[Some records]
********************
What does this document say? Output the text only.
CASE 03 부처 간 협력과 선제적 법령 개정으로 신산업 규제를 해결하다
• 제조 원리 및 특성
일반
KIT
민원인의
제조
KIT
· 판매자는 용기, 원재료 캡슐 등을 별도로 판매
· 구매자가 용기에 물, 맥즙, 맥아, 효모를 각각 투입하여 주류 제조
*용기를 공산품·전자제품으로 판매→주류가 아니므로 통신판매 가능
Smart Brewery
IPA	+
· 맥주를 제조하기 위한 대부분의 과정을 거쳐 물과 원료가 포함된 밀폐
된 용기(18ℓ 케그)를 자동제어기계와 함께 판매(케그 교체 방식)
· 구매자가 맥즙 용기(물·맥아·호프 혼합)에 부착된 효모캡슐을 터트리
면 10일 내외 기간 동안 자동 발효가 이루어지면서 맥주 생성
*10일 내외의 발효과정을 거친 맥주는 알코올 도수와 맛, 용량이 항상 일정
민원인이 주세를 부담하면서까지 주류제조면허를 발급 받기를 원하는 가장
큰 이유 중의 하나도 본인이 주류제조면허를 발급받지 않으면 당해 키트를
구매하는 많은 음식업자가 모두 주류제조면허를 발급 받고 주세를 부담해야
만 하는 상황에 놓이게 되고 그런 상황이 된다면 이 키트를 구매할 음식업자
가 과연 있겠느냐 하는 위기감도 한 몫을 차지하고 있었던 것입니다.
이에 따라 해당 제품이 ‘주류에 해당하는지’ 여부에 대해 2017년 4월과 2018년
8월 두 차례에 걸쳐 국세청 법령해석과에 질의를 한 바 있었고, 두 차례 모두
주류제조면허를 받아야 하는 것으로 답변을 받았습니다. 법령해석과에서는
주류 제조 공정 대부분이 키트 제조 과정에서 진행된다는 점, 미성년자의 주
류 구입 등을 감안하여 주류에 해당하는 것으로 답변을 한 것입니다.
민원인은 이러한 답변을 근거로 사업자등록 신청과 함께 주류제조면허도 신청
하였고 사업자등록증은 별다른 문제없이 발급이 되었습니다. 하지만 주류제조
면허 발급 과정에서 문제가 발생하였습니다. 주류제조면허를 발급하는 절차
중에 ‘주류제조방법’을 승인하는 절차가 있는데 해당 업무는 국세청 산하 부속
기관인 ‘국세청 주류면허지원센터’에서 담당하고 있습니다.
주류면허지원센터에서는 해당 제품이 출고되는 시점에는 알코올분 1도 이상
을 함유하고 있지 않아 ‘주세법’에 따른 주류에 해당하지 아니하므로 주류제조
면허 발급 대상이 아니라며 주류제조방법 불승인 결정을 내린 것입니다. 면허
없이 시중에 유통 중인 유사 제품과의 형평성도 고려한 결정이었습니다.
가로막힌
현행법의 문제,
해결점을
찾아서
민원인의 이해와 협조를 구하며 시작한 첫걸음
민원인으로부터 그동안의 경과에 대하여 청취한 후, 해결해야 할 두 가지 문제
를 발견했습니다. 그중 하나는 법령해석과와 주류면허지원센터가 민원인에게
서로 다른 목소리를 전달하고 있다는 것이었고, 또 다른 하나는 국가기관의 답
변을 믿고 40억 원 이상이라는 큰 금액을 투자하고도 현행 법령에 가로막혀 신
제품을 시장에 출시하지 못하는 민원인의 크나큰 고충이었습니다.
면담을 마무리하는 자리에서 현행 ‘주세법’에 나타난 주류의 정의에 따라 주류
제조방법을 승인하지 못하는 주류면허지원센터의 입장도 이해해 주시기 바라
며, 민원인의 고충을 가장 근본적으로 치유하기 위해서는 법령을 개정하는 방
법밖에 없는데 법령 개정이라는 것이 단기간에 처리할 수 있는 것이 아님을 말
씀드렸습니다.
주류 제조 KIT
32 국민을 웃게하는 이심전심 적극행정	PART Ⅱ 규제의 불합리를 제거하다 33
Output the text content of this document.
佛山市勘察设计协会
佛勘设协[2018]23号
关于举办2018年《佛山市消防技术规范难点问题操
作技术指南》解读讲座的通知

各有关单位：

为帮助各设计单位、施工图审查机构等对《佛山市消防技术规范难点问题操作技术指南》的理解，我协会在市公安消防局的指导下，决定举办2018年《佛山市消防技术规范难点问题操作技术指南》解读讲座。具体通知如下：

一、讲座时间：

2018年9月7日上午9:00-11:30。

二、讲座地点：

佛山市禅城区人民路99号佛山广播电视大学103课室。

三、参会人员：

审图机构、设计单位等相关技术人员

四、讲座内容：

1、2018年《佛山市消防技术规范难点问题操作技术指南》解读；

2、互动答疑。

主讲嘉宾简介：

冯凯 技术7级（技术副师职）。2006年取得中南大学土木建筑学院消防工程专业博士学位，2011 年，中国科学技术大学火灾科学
********************
■ EXERCISE DESCRIPTION:
Select and copy each line from the data that includes the word "주류제조방법".

■ WRITTEN ANSWER:
중에 ‘주류제조방법’을 승인하는 절차가 있는데 해당 업무는 국세청 산하 부속
면허 발급 대상이 아니라며 주류제조방법 불승인 결정을 내린 것입니다. 면허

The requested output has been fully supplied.